◆ Task brief ◆
What follows is a set of records, each of which is to be written out exactly.

◆ Dataset content ◆
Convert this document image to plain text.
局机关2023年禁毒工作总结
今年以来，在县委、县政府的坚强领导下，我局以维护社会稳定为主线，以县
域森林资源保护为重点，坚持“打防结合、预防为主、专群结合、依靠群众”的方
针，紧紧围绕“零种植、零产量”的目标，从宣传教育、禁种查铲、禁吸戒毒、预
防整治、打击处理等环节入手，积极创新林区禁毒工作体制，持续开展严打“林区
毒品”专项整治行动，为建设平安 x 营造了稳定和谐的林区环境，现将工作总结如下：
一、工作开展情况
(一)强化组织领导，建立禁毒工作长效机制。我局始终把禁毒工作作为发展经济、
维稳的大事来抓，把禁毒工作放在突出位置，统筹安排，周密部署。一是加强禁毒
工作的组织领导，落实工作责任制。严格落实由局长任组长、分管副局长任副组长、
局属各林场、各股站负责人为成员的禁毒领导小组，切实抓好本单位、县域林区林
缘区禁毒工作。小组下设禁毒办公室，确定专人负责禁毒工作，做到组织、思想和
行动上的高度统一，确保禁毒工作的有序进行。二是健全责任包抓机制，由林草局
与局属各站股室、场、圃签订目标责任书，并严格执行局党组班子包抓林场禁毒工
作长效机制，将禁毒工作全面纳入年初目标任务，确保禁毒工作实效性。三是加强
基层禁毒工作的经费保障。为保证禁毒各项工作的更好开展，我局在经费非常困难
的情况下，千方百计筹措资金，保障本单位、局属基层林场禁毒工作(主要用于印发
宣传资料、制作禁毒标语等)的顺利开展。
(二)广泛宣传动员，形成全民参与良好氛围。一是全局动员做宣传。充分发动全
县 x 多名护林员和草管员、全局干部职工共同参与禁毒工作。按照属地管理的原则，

◆ Task answer ◆
Convert this document image to plain text.
局机关2023年禁毒工作总结
今年以来，在县委、县政府的坚强领导下，我局以维护社会稳定为主线，以县
域森林资源保护为重点，坚持“打防结合、预防为主、专群结合、依靠群众”的方
针，紧紧围绕“零种植、零产量”的目标，从宣传教育、禁种查铲、禁吸戒毒、预
防整治、打击处理等环节入手，积极创新林区禁毒工作体制，持续开展严打“林区
毒品”专项整治行动，为建设平安 x 营造了稳定和谐的林区环境，现将工作总结如下：
一、工作开展情况
(一)强化组织领导，建立禁毒工作长效机制。我局始终把禁毒工作作为发展经济、
维稳的大事来抓，把禁毒工作放在突出位置，统筹安排，周密部署。一是加强禁毒
工作的组织领导，落实工作责任制。严格落实由局长任组长、分管副局长任副组长、
局属各林场、各股站负责人为成员的禁毒领导小组，切实抓好本单位、县域林区林
缘区禁毒工作。小组下设禁毒办公室，确定专人负责禁毒工作，做到组织、思想和
行动上的高度统一，确保禁毒工作的有序进行。二是健全责任包抓机制，由林草局
与局属各站股室、场、圃签订目标责任书，并严格执行局党组班子包抓林场禁毒工
作长效机制，将禁毒工作全面纳入年初目标任务，确保禁毒工作实效性。三是加强
基层禁毒工作的经费保障。为保证禁毒各项工作的更好开展，我局在经费非常困难
的情况下，千方百计筹措资金，保障本单位、局属基层林场禁毒工作(主要用于印发
宣传资料、制作禁毒标语等)的顺利开展。
(二)广泛宣传动员，形成全民参与良好氛围。一是全局动员做宣传。充分发动全
县 x 多名护林员和草管员、全局干部职工共同参与禁毒工作。按照属地管理的原则，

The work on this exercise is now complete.